Pienso, luego resisto
Fernando Tranfo

Sentirse escritor

08 de Noviembre de 2017

Fernando Tranfo


Sentirse escritor

Hace algunas semanas asistí a compartir una charla con chicos y chicas de 3º año (1ª división) de la ENSAM (legendaria escuela pública de Lomas de Zamora, Buenos Aires, Argentina). Fui invitado por la profesora de Lengua y Literatura del curso, Liliana Penedo, mujer por la que siento un gran afecto y una profunda admiración. La idea era responder a algunas preguntas que un grupo de adolescentes había preparado luego de haber leído (espero que disfrutado y no padecido), algunos de los cuentos de mi último libro (publicado en coautoría con el profesor Santo Sclafani): Cuentos para adolescentes con problemas…filosóficos (Editorial Vuelta a la página).

Consigna 1
Copia del texto sobre la charla en la ENSAM el fragmento que va de "Pienso, luego resisto" a "a la página).".
Consigna 2
Continúa el texto sobre la charla en la ENSAM a partir de su última oración.

Material proporcionado
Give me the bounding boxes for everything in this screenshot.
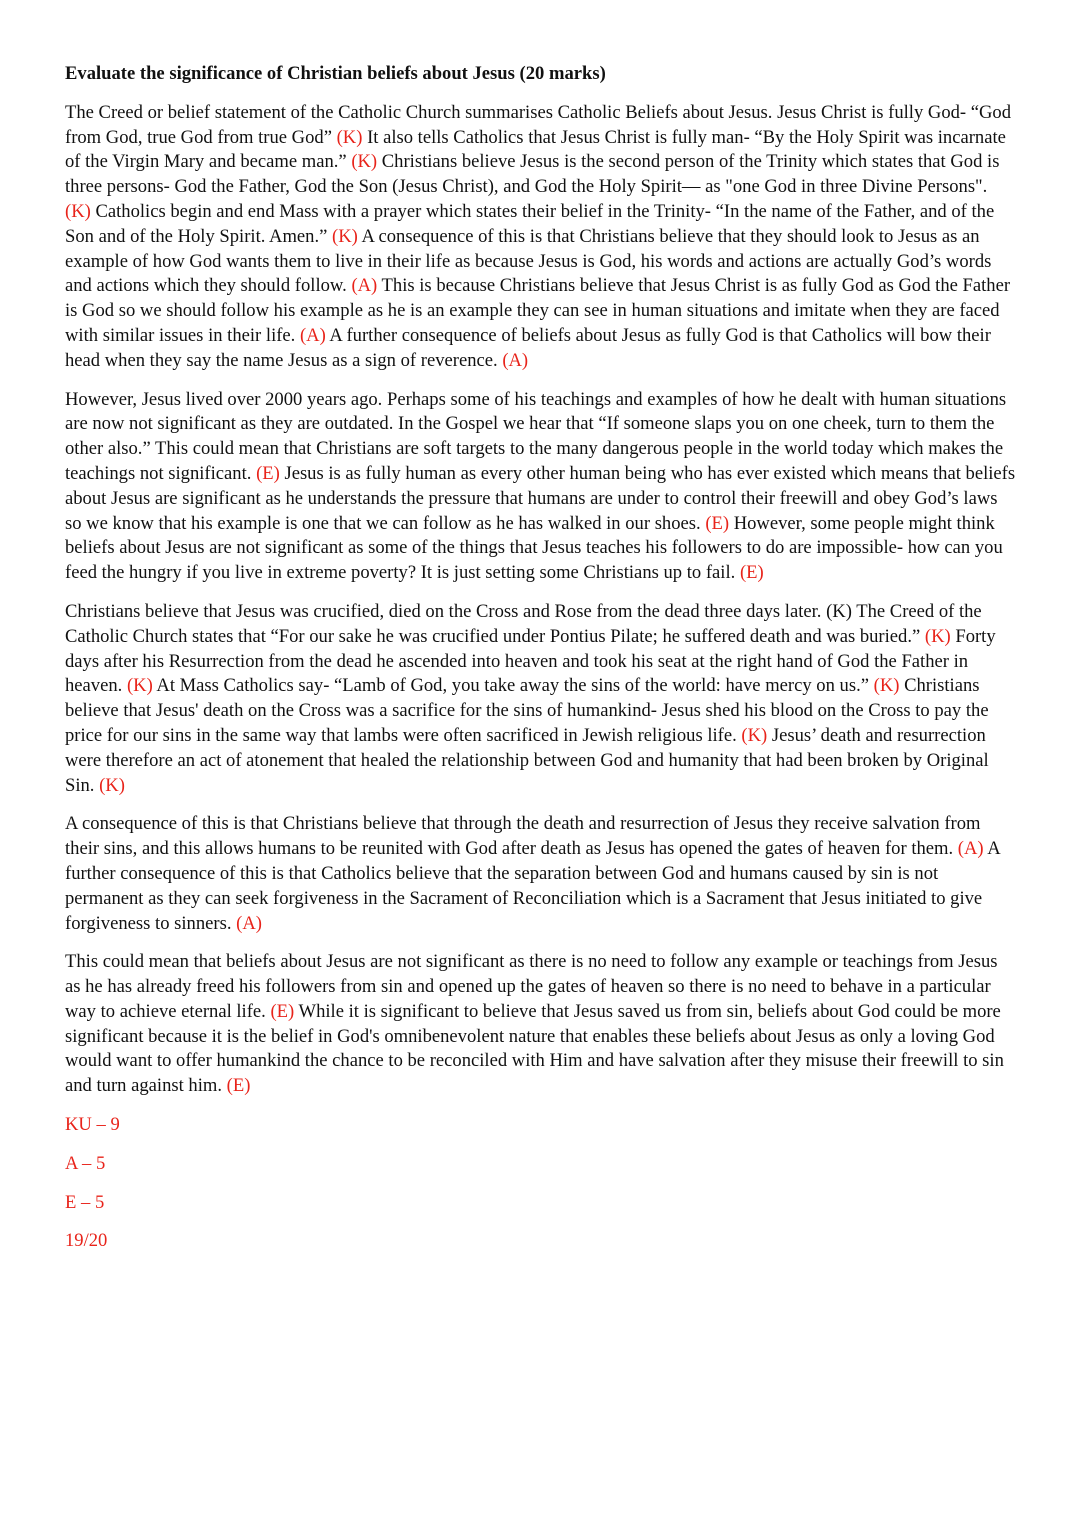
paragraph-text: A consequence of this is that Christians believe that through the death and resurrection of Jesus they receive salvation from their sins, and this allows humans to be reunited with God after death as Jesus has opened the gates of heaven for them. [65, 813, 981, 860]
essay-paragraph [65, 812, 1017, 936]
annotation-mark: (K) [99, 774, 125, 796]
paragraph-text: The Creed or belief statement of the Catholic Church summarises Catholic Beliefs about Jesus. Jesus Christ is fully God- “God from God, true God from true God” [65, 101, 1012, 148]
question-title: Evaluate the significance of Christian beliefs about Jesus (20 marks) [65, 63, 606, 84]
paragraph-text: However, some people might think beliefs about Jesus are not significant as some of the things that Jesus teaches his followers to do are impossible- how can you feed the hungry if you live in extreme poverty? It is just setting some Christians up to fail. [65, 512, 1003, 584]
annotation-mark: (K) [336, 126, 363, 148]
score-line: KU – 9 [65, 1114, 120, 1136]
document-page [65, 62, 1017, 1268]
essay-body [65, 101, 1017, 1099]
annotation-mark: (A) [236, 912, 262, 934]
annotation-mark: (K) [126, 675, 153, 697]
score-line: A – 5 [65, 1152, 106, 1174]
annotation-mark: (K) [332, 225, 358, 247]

Resultado 1
Pienso, luego resisto
Fernando Tranfo

Sentirse escritor

08 de Noviembre de 2017

Fernando Tranfo


Sentirse escritor

Hace algunas semanas asistí a compartir una charla con chicos y chicas de 3º año (1ª división) de la ENSAM (legendaria escuela pública de Lomas de Zamora, Buenos Aires, Argentina). Fui invitado por la profesora de Lengua y Literatura del curso, Liliana Penedo, mujer por la que siento un gran afecto y una profunda admiración. La idea era responder a algunas preguntas que un grupo de adolescentes había preparado luego de haber leído (espero que disfrutado y no padecido), algunos de los cuentos de mi último libro (publicado en coautoría con el profesor Santo Sclafani): Cuentos para adolescentes con problemas…filosóficos (Editorial Vuelta a la página).

Resultado 2
Yo tengo la suerte de ser un “prejuicioso al revés” o, para decirlo con conceptos que han tenido algún éxito de taquilla en las ciencias sociales, soy un “discriminador positivo”; vale decir: siempre pienso lo mejor de los demás (salvo de los economistas neoliberales), especialmente si esos demás pertenecen al últimamente tan hostigado mundo adolescente (“No les importa nada”, “No leen nada que no sea un meme o un whatsapp”, “No muestran interés por nada que uno les explique”, y otras apocalípticas afirmaciones donde la palabra “nada” aparece con más recurrencia que en una novela de Sartre). Fui hacia allí, pues, esperando lo mejor. Algún realista diría que “no hay peor pesimista que un optimista defraudado” y que no conviene exagerar las expectativas, porque éstas pueden fácilmente no corresponderse con lo que uno esperaba. Y así fue nomás: yo esperaba pasarla muy bien y en cambio terminé pasándola…fantástico. Fue una de esas mañanas que le devuelven a uno, en el mismo frasco, todo lo bueno de la vida docente (y de la vida, porque me cuesta distinguir una de otra; nunca he podido separar ser docente de…ser): la ternura y la inteligencia de chicos y chicas, el tiempo que vuela por placentero pero a la vez se detiene por único. Me inquirieron con esa alquimia de asombro joven, desfachatez primaveral y afecto con olor a tiza, me escucharon como si lo que yo decía fuera realmente interesante, y en los casos en que así no lo sintieron, conservaron un silencio respetuoso, que también es una forma del afecto. Pasé una mañana inolvidable, de esas que en la planilla de los momentos bellos de la vida se marca con una X indeleble.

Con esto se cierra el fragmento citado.